### Goal
For each line in the data below that holds "content", return a copy.

Dataset entries on figures
__________
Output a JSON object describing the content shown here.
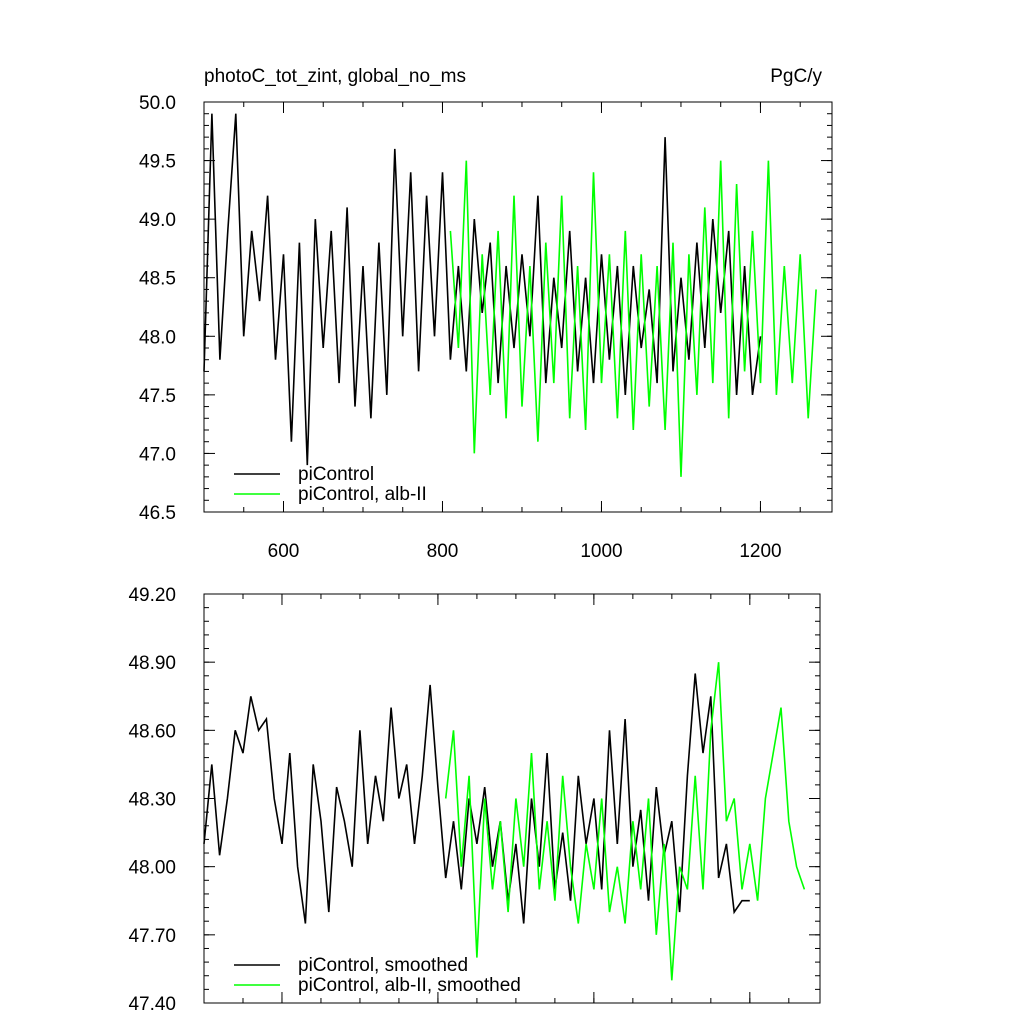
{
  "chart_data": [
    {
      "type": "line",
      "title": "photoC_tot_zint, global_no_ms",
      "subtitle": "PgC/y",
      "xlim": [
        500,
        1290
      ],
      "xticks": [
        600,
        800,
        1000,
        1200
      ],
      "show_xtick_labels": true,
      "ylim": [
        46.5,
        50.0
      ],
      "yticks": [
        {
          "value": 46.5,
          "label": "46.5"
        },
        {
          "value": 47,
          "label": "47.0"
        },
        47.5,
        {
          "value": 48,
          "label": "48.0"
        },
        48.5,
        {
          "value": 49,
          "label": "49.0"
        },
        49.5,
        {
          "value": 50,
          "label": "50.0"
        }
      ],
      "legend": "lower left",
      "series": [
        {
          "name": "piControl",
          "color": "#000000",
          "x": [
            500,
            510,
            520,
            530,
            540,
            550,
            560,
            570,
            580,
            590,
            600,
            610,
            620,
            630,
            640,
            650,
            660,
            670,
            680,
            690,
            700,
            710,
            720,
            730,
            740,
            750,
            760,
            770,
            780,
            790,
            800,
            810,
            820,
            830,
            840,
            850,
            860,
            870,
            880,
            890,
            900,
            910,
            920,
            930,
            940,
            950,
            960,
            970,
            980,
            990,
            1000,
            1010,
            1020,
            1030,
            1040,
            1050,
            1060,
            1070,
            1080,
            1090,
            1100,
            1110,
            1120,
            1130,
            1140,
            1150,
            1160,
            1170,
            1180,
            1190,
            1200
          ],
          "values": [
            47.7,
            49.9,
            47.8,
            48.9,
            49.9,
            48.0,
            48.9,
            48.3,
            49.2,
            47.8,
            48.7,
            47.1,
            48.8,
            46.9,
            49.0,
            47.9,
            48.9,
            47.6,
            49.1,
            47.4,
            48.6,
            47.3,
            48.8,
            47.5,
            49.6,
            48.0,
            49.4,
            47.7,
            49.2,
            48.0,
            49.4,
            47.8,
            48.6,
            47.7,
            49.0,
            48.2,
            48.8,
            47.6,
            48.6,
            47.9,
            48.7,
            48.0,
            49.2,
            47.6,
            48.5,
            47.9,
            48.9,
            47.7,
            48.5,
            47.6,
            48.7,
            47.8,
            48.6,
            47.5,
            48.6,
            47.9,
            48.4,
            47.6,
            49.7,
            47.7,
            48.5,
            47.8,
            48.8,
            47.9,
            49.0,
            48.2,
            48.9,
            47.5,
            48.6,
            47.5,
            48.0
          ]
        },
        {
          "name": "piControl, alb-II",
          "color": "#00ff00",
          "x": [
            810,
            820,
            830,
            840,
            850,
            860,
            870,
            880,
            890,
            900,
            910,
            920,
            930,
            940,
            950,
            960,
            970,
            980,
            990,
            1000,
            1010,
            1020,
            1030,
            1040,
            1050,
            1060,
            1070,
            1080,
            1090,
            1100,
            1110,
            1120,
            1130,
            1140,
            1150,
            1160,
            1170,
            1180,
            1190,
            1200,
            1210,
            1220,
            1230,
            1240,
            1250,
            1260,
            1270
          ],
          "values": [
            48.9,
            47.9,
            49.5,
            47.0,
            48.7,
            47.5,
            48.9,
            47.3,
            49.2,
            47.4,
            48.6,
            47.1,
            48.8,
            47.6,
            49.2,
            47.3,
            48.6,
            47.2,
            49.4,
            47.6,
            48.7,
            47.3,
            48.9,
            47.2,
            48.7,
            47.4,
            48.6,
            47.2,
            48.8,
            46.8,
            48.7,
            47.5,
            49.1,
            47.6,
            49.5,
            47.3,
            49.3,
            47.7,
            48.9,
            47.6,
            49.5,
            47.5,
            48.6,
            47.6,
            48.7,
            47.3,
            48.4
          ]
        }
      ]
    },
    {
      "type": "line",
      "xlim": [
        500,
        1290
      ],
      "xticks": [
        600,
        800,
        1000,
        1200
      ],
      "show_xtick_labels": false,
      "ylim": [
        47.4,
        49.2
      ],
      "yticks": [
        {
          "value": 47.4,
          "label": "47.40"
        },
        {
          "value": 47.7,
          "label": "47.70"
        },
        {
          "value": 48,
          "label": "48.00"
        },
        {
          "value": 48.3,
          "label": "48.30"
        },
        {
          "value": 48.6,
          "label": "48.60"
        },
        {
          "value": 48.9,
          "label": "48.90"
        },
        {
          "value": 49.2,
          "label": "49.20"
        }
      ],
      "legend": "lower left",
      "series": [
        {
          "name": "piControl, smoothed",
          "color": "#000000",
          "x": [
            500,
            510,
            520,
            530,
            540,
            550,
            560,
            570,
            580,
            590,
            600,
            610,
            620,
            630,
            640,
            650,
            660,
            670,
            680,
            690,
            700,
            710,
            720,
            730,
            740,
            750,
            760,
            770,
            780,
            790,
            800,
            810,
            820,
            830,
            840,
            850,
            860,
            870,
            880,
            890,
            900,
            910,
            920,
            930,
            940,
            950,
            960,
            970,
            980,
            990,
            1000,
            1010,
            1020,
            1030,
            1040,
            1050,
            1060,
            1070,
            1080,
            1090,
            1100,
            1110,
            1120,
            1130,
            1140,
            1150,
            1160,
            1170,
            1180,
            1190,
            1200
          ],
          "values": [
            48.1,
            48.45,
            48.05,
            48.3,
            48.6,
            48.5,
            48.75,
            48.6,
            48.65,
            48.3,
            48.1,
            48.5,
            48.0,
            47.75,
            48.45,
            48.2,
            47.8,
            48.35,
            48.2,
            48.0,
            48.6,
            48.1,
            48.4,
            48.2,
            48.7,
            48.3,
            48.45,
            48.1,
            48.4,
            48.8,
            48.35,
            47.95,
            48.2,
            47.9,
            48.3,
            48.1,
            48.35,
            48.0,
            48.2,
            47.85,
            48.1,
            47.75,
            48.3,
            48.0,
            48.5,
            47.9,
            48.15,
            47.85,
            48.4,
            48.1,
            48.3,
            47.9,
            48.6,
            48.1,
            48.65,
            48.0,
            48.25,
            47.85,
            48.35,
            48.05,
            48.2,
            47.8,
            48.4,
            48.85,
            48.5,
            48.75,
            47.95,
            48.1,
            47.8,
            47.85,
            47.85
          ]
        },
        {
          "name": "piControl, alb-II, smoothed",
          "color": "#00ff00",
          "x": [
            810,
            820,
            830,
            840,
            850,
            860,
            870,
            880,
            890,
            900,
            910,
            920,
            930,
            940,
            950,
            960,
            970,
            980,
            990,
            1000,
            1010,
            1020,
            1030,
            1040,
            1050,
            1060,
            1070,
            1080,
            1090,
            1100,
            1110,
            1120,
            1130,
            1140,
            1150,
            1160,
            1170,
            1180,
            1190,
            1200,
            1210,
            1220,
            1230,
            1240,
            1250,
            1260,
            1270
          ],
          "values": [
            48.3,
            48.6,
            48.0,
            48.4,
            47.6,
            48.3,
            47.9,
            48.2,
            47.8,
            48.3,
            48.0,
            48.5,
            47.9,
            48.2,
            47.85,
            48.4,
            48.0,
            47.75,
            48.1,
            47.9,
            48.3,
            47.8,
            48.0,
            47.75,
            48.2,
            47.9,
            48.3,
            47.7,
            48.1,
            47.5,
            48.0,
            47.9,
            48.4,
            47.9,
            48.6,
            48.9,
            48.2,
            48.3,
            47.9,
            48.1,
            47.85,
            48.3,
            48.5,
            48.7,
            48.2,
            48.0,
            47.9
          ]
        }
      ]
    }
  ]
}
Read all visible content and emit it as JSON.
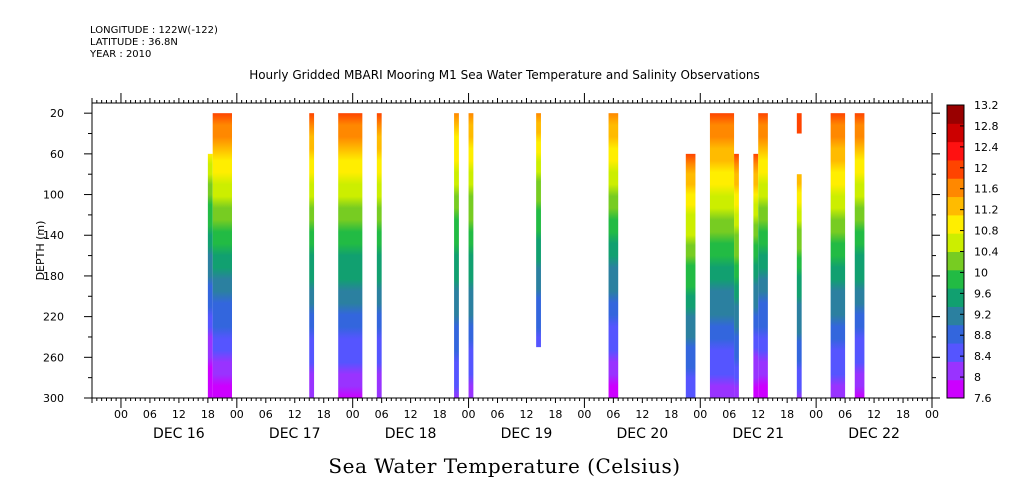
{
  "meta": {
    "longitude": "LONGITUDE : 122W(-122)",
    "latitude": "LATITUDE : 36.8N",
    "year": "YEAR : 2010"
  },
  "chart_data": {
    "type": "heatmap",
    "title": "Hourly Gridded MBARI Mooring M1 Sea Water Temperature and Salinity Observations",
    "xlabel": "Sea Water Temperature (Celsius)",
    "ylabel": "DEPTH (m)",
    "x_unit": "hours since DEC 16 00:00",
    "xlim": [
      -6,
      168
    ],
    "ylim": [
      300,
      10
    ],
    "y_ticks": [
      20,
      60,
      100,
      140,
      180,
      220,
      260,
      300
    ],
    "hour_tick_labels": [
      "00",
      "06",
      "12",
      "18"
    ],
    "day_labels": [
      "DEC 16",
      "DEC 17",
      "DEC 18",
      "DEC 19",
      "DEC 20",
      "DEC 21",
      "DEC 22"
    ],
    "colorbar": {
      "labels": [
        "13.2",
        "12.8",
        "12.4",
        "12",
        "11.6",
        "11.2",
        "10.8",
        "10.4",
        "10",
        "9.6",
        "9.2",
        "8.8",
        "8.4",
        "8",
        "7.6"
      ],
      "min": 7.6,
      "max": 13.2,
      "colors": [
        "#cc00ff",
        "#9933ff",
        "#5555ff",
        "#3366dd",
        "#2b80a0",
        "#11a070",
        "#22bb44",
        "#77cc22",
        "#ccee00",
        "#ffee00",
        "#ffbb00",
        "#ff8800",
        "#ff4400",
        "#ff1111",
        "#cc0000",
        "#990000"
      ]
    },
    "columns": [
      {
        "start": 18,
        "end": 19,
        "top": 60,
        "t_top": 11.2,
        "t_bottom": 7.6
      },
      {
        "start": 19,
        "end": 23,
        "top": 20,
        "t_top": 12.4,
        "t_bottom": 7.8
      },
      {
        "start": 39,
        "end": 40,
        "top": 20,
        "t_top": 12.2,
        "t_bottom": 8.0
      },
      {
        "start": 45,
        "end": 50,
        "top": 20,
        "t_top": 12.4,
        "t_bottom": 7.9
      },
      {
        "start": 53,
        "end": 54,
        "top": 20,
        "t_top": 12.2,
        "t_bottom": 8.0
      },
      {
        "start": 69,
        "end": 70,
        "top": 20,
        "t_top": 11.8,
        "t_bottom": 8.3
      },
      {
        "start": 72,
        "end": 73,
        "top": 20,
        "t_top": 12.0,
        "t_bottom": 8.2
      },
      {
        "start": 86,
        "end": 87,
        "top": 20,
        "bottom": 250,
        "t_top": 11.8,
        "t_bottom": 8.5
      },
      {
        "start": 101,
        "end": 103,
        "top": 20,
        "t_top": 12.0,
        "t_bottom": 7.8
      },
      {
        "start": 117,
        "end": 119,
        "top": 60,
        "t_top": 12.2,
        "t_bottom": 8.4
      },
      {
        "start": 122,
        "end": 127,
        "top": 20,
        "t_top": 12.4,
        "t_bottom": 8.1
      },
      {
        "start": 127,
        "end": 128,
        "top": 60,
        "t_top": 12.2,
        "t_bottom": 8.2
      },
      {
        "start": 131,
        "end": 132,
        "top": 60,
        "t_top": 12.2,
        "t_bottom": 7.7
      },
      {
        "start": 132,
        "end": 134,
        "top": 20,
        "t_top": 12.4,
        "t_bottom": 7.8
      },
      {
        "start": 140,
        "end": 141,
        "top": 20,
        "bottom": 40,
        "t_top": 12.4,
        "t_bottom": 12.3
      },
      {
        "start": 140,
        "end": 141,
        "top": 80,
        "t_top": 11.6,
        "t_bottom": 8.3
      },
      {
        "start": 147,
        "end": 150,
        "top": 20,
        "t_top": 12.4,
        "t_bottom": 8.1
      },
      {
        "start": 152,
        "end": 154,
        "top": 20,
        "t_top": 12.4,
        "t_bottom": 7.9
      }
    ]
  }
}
__________
### Complete response
Output a JSON object describing the content shown here.
Read all visible content and emit it as JSON.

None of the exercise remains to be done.